AIM
Output all the data exactly. Pictures do not belong in the copy.

***** TASK INPUTS

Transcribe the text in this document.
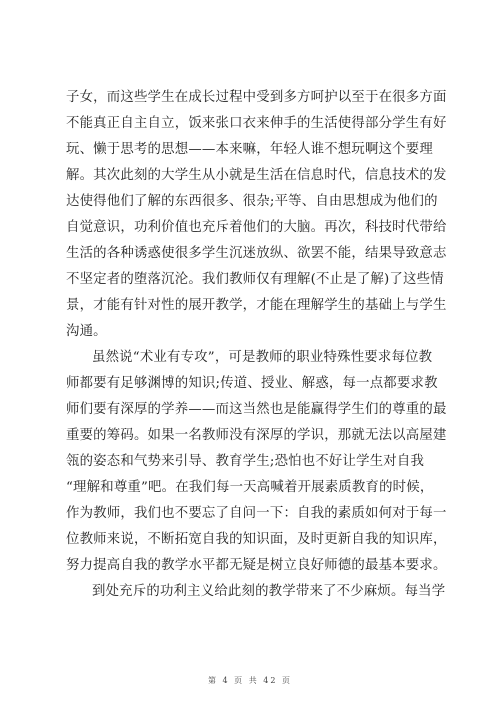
子女，而这些学生在成长过程中受到多方呵护以至于在很多方面
不能真正自主自立，饭来张口衣来伸手的生活使得部分学生有好
玩、懒于思考的思想——本来嘛，年轻人谁不想玩啊这个要理
解。其次此刻的大学生从小就是生活在信息时代，信息技术的发
达使得他们了解的东西很多、很杂;平等、自由思想成为他们的
自觉意识，功利价值也充斥着他们的大脑。再次，科技时代带给
生活的各种诱惑使很多学生沉迷放纵、欲罢不能，结果导致意志
不坚定者的堕落沉沦。我们教师仅有理解(不止是了解)了这些情
景，才能有针对性的展开教学，才能在理解学生的基础上与学生
沟通。
虽然说“术业有专攻”，可是教师的职业特殊性要求每位教
师都要有足够渊博的知识;传道、授业、解惑，每一点都要求教
师们要有深厚的学养——而这当然也是能赢得学生们的尊重的最
重要的筹码。如果一名教师没有深厚的学识，那就无法以高屋建
瓴的姿态和气势来引导、教育学生;恐怕也不好让学生对自我
“理解和尊重”吧。在我们每一天高喊着开展素质教育的时候，
作为教师，我们也不要忘了自问一下：自我的素质如何对于每一
位教师来说，不断拓宽自我的知识面，及时更新自我的知识库，
努力提高自我的教学水平都无疑是树立良好师德的最基本要求。
到处充斥的功利主义给此刻的教学带来了不少麻烦。每当学
第 4 页 共 42 页
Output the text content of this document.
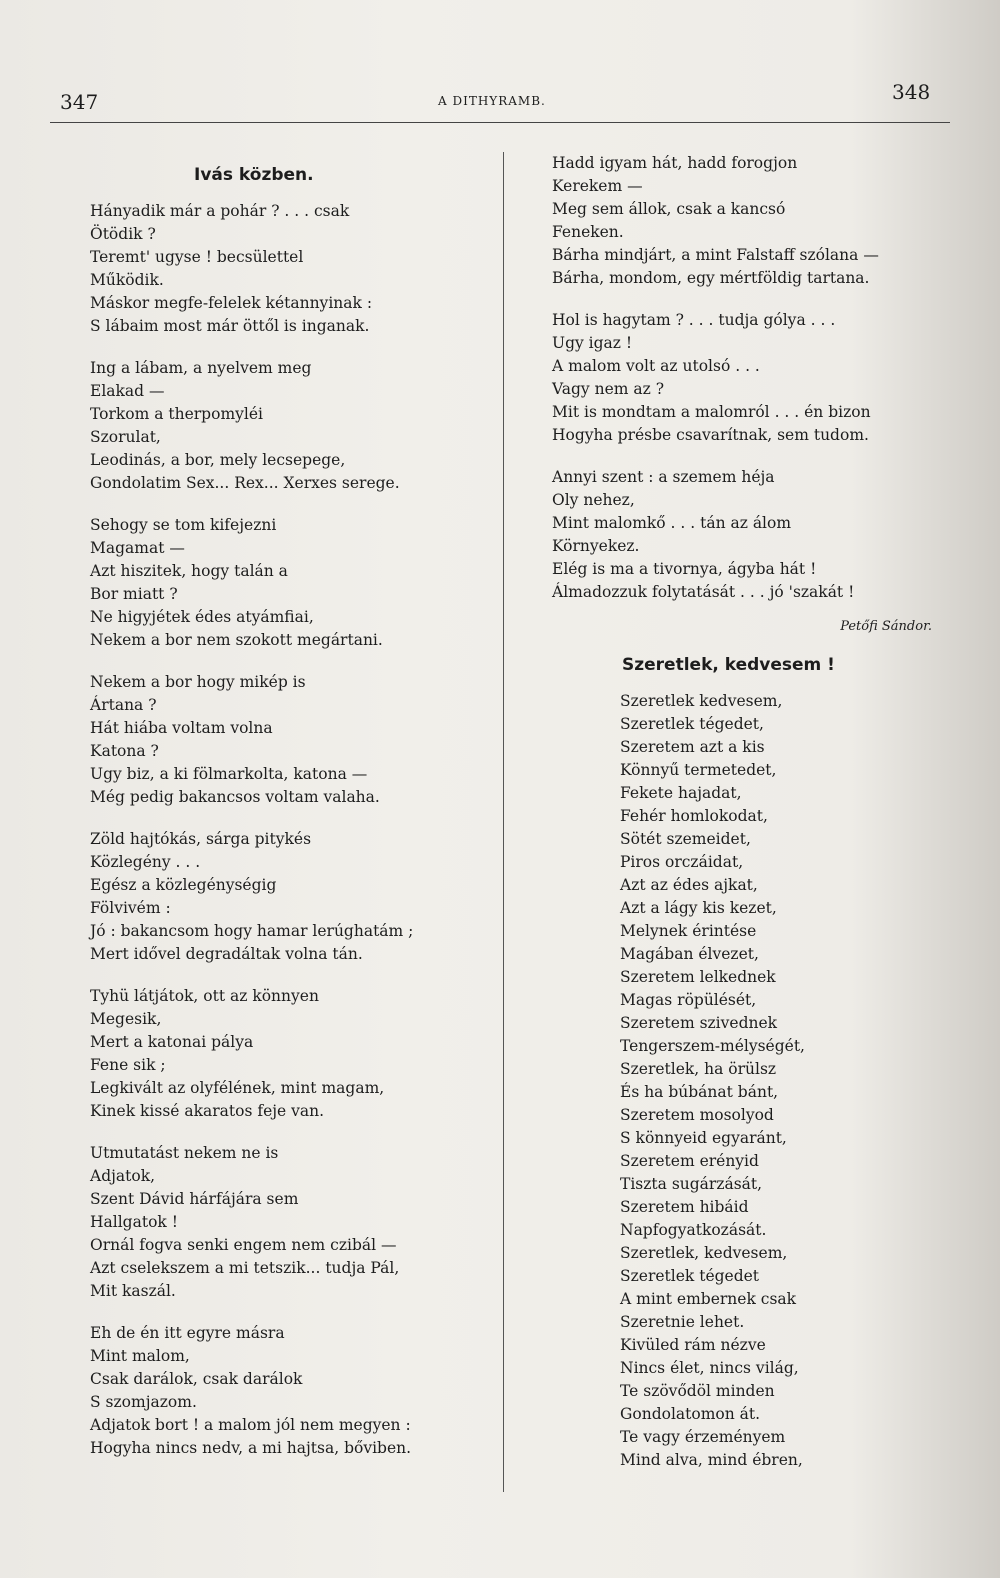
347	A DITHYRAMB.	348
Ivás közben.
Hányadik már a pohár ? . . . csak
Ötödik ?
Teremt' ugyse ! becsülettel
Működik.
Máskor megfe-felelek kétannyinak :
S lábaim most már öttől is inganak.
Ing a lábam, a nyelvem meg
Elakad —
Torkom a therpomyléi
Szorulat,
Leodinás, a bor, mely lecsepege,
Gondolatim Sex... Rex... Xerxes serege.
Sehogy se tom kifejezni
Magamat —
Azt hiszitek, hogy talán a
Bor miatt ?
Ne higyjétek édes atyámfiai,
Nekem a bor nem szokott megártani.
Nekem a bor hogy mikép is
Ártana ?
Hát hiába voltam volna
Katona ?
Ugy biz, a ki fölmarkolta, katona —
Még pedig bakancsos voltam valaha.
Zöld hajtókás, sárga pitykés
Közlegény . . .
Egész a közlegénységig
Fölvivém :
Jó : bakancsom hogy hamar lerúghatám ;
Mert idővel degradáltak volna tán.
Tyhü látjátok, ott az könnyen
Megesik,
Mert a katonai pálya
Fene sik ;
Legkivált az olyfélének, mint magam,
Kinek kissé akaratos feje van.
Utmutatást nekem ne is
Adjatok,
Szent Dávid hárfájára sem
Hallgatok !
Ornál fogva senki engem nem czibál —
Azt cselekszem a mi tetszik... tudja Pál,
Mit kaszál.
Eh de én itt egyre másra
Mint malom,
Csak darálok, csak darálok
S szomjazom.
Adjatok bort ! a malom jól nem megyen :
Hogyha nincs nedv, a mi hajtsa, bőviben.
Hadd igyam hát, hadd forogjon
Kerekem —
Meg sem állok, csak a kancsó
Feneken.
Bárha mindjárt, a mint Falstaff szólana —
Bárha, mondom, egy mértföldig tartana.
Hol is hagytam ? . . . tudja gólya . . .
Ugy igaz !
A malom volt az utolsó . . .
Vagy nem az ?
Mit is mondtam a malomról . . . én bizon
Hogyha présbe csavarítnak, sem tudom.
Annyi szent : a szemem héja
Oly nehez,
Mint malomkő . . . tán az álom
Környekez.
Elég is ma a tivornya, ágyba hát !
Álmadozzuk folytatását . . . jó 'szakát !
Petőfi Sándor.
Szeretlek, kedvesem !
Szeretlek kedvesem,
Szeretlek tégedet,
Szeretem azt a kis
Könnyű termetedet,
Fekete hajadat,
Fehér homlokodat,
Sötét szemeidet,
Piros orczáidat,
Azt az édes ajkat,
Azt a lágy kis kezet,
Melynek érintése
Magában élvezet,
Szeretem lelkednek
Magas röpülését,
Szeretem szivednek
Tengerszem-mélységét,
Szeretlek, ha örülsz
És ha búbánat bánt,
Szeretem mosolyod
S könnyeid egyaránt,
Szeretem erényid
Tiszta sugárzását,
Szeretem hibáid
Napfogyatkozását.
Szeretlek, kedvesem,
Szeretlek tégedet
A mint embernek csak
Szeretnie lehet.
Kivüled rám nézve
Nincs élet, nincs világ,
Te szövődöl minden
Gondolatomon át.
Te vagy érzeményem
Mind alva, mind ébren,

**********

EXPECTED OUTPUT
Transcribe the text in this document.
子女，而这些学生在成长过程中受到多方呵护以至于在很多方面
不能真正自主自立，饭来张口衣来伸手的生活使得部分学生有好
玩、懒于思考的思想——本来嘛，年轻人谁不想玩啊这个要理
解。其次此刻的大学生从小就是生活在信息时代，信息技术的发
达使得他们了解的东西很多、很杂;平等、自由思想成为他们的
自觉意识，功利价值也充斥着他们的大脑。再次，科技时代带给
生活的各种诱惑使很多学生沉迷放纵、欲罢不能，结果导致意志
不坚定者的堕落沉沦。我们教师仅有理解(不止是了解)了这些情
景，才能有针对性的展开教学，才能在理解学生的基础上与学生
沟通。
虽然说“术业有专攻”，可是教师的职业特殊性要求每位教
师都要有足够渊博的知识;传道、授业、解惑，每一点都要求教
师们要有深厚的学养——而这当然也是能赢得学生们的尊重的最
重要的筹码。如果一名教师没有深厚的学识，那就无法以高屋建
瓴的姿态和气势来引导、教育学生;恐怕也不好让学生对自我
“理解和尊重”吧。在我们每一天高喊着开展素质教育的时候，
作为教师，我们也不要忘了自问一下：自我的素质如何对于每一
位教师来说，不断拓宽自我的知识面，及时更新自我的知识库，
努力提高自我的教学水平都无疑是树立良好师德的最基本要求。
到处充斥的功利主义给此刻的教学带来了不少麻烦。每当学
第 4 页 共 42 页
Output the text content of this document.
347	A DITHYRAMB.	348
Ivás közben.
Hányadik már a pohár ? . . . csak
Ötödik ?
Teremt' ugyse ! becsülettel
Működik.
Máskor megfe-felelek kétannyinak :
S lábaim most már öttől is inganak.
Ing a lábam, a nyelvem meg
Elakad —
Torkom a therpomyléi
Szorulat,
Leodinás, a bor, mely lecsepege,
Gondolatim Sex... Rex... Xerxes serege.
Sehogy se tom kifejezni
Magamat —
Azt hiszitek, hogy talán a
Bor miatt ?
Ne higyjétek édes atyámfiai,
Nekem a bor nem szokott megártani.
Nekem a bor hogy mikép is
Ártana ?
Hát hiába voltam volna
Katona ?
Ugy biz, a ki fölmarkolta, katona —
Még pedig bakancsos voltam valaha.
Zöld hajtókás, sárga pitykés
Közlegény . . .
Egész a közlegénységig
Fölvivém :
Jó : bakancsom hogy hamar lerúghatám ;
Mert idővel degradáltak volna tán.
Tyhü látjátok, ott az könnyen
Megesik,
Mert a katonai pálya
Fene sik ;
Legkivált az olyfélének, mint magam,
Kinek kissé akaratos feje van.
Utmutatást nekem ne is
Adjatok,
Szent Dávid hárfájára sem
Hallgatok !
Ornál fogva senki engem nem czibál —
Azt cselekszem a mi tetszik... tudja Pál,
Mit kaszál.
Eh de én itt egyre másra
Mint malom,
Csak darálok, csak darálok
S szomjazom.
Adjatok bort ! a malom jól nem megyen :
Hogyha nincs nedv, a mi hajtsa, bőviben.
Hadd igyam hát, hadd forogjon
Kerekem —
Meg sem állok, csak a kancsó
Feneken.
Bárha mindjárt, a mint Falstaff szólana —
Bárha, mondom, egy mértföldig tartana.
Hol is hagytam ? . . . tudja gólya . . .
Ugy igaz !
A malom volt az utolsó . . .
Vagy nem az ?
Mit is mondtam a malomról . . . én bizon
Hogyha présbe csavarítnak, sem tudom.
Annyi szent : a szemem héja
Oly nehez,
Mint malomkő . . . tán az álom
Környekez.
Elég is ma a tivornya, ágyba hát !
Álmadozzuk folytatását . . . jó 'szakát !
Petőfi Sándor.
Szeretlek, kedvesem !
Szeretlek kedvesem,
Szeretlek tégedet,
Szeretem azt a kis
Könnyű termetedet,
Fekete hajadat,
Fehér homlokodat,
Sötét szemeidet,
Piros orczáidat,
Azt az édes ajkat,
Azt a lágy kis kezet,
Melynek érintése
Magában élvezet,
Szeretem lelkednek
Magas röpülését,
Szeretem szivednek
Tengerszem-mélységét,
Szeretlek, ha örülsz
És ha búbánat bánt,
Szeretem mosolyod
S könnyeid egyaránt,
Szeretem erényid
Tiszta sugárzását,
Szeretem hibáid
Napfogyatkozását.
Szeretlek, kedvesem,
Szeretlek tégedet
A mint embernek csak
Szeretnie lehet.
Kivüled rám nézve
Nincs élet, nincs világ,
Te szövődöl minden
Gondolatomon át.
Te vagy érzeményem
Mind alva, mind ébren,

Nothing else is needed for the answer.